▸ **Problem requirements**
Copy every line of the data in which the word "think" occurs.

▸ **Records**

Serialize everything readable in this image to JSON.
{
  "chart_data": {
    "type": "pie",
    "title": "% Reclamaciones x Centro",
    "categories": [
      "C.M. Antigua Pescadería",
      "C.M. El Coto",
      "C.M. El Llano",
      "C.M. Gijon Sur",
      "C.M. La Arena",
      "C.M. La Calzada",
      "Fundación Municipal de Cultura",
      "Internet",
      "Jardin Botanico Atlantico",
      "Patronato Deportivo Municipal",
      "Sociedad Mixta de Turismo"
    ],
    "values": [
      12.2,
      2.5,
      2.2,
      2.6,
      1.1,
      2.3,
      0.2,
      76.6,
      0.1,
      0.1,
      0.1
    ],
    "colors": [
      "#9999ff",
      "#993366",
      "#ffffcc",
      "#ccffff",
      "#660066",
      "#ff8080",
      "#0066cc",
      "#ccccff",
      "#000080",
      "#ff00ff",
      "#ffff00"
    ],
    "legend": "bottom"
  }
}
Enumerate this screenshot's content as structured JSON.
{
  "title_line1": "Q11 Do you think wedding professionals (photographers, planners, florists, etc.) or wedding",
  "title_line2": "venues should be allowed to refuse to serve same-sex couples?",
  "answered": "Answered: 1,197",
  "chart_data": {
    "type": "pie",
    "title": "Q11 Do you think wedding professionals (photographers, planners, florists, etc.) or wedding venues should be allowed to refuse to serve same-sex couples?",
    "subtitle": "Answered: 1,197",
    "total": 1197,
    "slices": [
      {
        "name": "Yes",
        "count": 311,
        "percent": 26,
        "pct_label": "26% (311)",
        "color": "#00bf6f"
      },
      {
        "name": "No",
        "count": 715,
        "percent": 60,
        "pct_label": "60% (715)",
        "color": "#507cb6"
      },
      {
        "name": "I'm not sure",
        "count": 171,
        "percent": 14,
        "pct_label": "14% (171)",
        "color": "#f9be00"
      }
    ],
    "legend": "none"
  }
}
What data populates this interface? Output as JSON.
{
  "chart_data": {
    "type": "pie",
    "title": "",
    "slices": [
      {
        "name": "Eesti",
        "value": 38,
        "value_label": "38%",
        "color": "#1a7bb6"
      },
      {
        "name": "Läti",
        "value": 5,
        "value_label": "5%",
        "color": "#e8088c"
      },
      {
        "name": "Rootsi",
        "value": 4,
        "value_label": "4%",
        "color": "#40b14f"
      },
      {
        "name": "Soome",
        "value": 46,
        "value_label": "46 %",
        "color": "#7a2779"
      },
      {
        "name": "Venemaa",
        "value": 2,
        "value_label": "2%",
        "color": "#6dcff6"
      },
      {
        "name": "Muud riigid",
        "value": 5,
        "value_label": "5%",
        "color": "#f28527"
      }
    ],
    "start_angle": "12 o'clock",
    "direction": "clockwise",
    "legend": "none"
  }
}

▸ **Solution to the problem**
  "title_line1": "Q11 Do you think wedding professionals (photographers, planners, florists, etc.) or wedding",
    "title": "Q11 Do you think wedding professionals (photographers, planners, florists, etc.) or wedding venues should be allowed to refuse to serve same-sex couples?",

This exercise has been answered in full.